- **The problem**
Quote the records in full and leave their pictures out.

- **Working data**
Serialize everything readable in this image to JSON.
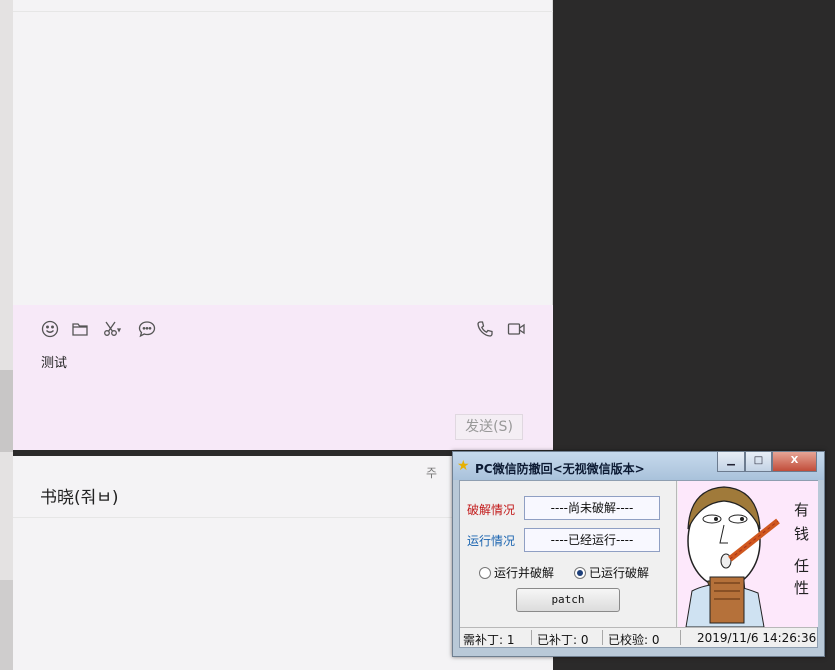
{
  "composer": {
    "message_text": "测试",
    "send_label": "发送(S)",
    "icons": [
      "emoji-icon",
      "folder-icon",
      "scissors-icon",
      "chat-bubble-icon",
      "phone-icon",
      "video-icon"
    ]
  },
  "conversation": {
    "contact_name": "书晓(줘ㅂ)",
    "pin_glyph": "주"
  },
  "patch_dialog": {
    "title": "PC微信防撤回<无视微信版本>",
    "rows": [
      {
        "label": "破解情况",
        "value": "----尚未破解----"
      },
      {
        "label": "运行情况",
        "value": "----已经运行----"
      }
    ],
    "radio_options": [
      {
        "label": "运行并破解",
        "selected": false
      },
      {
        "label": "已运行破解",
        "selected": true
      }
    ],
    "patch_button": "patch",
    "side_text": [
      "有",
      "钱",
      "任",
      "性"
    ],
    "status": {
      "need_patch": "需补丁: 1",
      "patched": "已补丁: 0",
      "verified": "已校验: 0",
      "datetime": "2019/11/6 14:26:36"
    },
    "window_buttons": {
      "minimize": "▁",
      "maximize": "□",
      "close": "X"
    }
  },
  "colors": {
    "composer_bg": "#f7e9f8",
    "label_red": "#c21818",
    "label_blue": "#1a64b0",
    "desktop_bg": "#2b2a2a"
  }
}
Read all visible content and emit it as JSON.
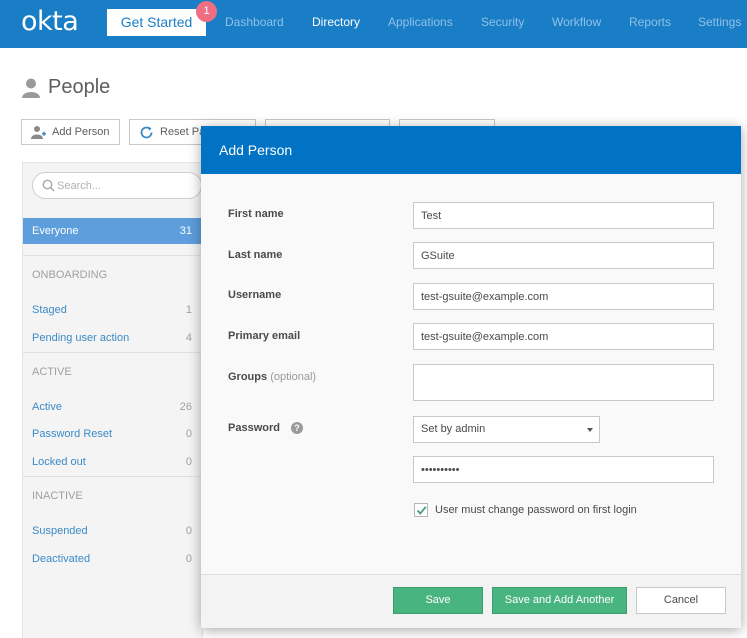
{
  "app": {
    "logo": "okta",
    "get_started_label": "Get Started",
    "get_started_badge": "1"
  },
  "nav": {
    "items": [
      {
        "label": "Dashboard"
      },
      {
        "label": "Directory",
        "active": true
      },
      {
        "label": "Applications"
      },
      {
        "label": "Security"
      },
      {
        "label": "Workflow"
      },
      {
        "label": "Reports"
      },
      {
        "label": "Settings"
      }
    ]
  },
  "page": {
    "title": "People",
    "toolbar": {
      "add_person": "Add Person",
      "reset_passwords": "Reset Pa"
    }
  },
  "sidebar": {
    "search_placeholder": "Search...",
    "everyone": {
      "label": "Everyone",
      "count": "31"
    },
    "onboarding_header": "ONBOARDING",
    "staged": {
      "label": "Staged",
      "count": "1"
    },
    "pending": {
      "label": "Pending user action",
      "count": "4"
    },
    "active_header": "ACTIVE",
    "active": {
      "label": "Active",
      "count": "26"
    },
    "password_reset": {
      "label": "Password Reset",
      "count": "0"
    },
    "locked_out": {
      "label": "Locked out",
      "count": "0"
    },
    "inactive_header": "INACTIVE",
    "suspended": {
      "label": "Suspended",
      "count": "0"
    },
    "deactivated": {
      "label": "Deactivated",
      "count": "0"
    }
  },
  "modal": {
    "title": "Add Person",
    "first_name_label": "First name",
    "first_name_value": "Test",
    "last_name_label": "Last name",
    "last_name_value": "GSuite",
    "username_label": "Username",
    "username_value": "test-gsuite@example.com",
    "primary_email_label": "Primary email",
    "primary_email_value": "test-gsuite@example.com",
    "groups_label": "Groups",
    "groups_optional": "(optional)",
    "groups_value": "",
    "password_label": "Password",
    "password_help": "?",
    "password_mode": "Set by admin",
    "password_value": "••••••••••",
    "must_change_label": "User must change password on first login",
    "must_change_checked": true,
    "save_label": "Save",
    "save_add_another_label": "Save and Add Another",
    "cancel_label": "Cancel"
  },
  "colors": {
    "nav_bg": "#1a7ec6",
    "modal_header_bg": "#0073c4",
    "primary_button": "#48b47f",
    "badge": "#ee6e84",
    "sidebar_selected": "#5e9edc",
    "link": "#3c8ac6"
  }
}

- **Exercise result**
Serialize everything readable in this image to JSON.
{
  "composer": {
    "message_text": "测试",
    "send_label": "发送(S)",
    "icons": [
      "emoji-icon",
      "folder-icon",
      "scissors-icon",
      "chat-bubble-icon",
      "phone-icon",
      "video-icon"
    ]
  },
  "conversation": {
    "contact_name": "书晓(줘ㅂ)",
    "pin_glyph": "주"
  },
  "patch_dialog": {
    "title": "PC微信防撤回<无视微信版本>",
    "rows": [
      {
        "label": "破解情况",
        "value": "----尚未破解----"
      },
      {
        "label": "运行情况",
        "value": "----已经运行----"
      }
    ],
    "radio_options": [
      {
        "label": "运行并破解",
        "selected": false
      },
      {
        "label": "已运行破解",
        "selected": true
      }
    ],
    "patch_button": "patch",
    "side_text": [
      "有",
      "钱",
      "任",
      "性"
    ],
    "status": {
      "need_patch": "需补丁: 1",
      "patched": "已补丁: 0",
      "verified": "已校验: 0",
      "datetime": "2019/11/6 14:26:36"
    },
    "window_buttons": {
      "minimize": "▁",
      "maximize": "□",
      "close": "X"
    }
  },
  "colors": {
    "composer_bg": "#f7e9f8",
    "label_red": "#c21818",
    "label_blue": "#1a64b0",
    "desktop_bg": "#2b2a2a"
  }
}
Read all visible content and emit it as JSON.
{
  "app": {
    "logo": "okta",
    "get_started_label": "Get Started",
    "get_started_badge": "1"
  },
  "nav": {
    "items": [
      {
        "label": "Dashboard"
      },
      {
        "label": "Directory",
        "active": true
      },
      {
        "label": "Applications"
      },
      {
        "label": "Security"
      },
      {
        "label": "Workflow"
      },
      {
        "label": "Reports"
      },
      {
        "label": "Settings"
      }
    ]
  },
  "page": {
    "title": "People",
    "toolbar": {
      "add_person": "Add Person",
      "reset_passwords": "Reset Pa"
    }
  },
  "sidebar": {
    "search_placeholder": "Search...",
    "everyone": {
      "label": "Everyone",
      "count": "31"
    },
    "onboarding_header": "ONBOARDING",
    "staged": {
      "label": "Staged",
      "count": "1"
    },
    "pending": {
      "label": "Pending user action",
      "count": "4"
    },
    "active_header": "ACTIVE",
    "active": {
      "label": "Active",
      "count": "26"
    },
    "password_reset": {
      "label": "Password Reset",
      "count": "0"
    },
    "locked_out": {
      "label": "Locked out",
      "count": "0"
    },
    "inactive_header": "INACTIVE",
    "suspended": {
      "label": "Suspended",
      "count": "0"
    },
    "deactivated": {
      "label": "Deactivated",
      "count": "0"
    }
  },
  "modal": {
    "title": "Add Person",
    "first_name_label": "First name",
    "first_name_value": "Test",
    "last_name_label": "Last name",
    "last_name_value": "GSuite",
    "username_label": "Username",
    "username_value": "test-gsuite@example.com",
    "primary_email_label": "Primary email",
    "primary_email_value": "test-gsuite@example.com",
    "groups_label": "Groups",
    "groups_optional": "(optional)",
    "groups_value": "",
    "password_label": "Password",
    "password_help": "?",
    "password_mode": "Set by admin",
    "password_value": "••••••••••",
    "must_change_label": "User must change password on first login",
    "must_change_checked": true,
    "save_label": "Save",
    "save_add_another_label": "Save and Add Another",
    "cancel_label": "Cancel"
  },
  "colors": {
    "nav_bg": "#1a7ec6",
    "modal_header_bg": "#0073c4",
    "primary_button": "#48b47f",
    "badge": "#ee6e84",
    "sidebar_selected": "#5e9edc",
    "link": "#3c8ac6"
  }
}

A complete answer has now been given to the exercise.